*WORK TASK*: Tell how many lines in these records contain the string "thigh", with only the number as the reply.

*DATA EXTRACT*:

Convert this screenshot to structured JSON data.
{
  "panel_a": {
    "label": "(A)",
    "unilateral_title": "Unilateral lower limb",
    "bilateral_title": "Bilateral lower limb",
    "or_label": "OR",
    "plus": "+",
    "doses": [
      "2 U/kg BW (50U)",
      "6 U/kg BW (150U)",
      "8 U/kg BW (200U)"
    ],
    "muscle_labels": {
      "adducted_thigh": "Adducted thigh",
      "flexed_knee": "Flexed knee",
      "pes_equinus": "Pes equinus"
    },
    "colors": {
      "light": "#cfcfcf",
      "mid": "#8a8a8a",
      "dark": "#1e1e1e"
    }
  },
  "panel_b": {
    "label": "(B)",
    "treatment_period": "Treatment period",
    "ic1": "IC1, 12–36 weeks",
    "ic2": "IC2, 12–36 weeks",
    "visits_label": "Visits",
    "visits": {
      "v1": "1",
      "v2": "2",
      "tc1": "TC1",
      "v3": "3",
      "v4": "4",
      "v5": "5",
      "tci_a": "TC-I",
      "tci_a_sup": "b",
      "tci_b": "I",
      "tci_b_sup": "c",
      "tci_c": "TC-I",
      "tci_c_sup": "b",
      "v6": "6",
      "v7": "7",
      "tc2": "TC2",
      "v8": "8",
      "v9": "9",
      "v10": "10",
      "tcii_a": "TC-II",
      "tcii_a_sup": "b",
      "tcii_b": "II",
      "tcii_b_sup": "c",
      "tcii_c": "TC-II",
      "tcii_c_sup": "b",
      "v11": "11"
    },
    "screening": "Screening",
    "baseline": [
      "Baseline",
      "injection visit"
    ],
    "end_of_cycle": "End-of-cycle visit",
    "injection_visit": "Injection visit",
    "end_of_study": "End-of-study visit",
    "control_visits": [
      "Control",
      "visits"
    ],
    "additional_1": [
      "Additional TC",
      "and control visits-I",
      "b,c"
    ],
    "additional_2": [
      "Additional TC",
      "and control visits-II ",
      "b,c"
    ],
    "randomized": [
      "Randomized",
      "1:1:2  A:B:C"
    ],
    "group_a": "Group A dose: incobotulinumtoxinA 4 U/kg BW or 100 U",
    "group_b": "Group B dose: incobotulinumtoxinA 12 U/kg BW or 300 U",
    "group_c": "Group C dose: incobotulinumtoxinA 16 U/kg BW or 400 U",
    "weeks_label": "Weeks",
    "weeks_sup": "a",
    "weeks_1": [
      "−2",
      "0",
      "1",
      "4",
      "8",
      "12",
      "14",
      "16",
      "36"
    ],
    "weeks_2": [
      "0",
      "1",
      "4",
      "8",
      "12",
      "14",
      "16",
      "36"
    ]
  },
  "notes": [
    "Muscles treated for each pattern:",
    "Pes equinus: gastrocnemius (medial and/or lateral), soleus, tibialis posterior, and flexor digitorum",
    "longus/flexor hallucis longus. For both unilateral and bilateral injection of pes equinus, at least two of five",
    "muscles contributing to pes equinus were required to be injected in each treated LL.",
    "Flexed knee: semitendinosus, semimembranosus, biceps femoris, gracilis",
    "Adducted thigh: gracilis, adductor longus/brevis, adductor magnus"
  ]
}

*RESPONSE BELOW*: 2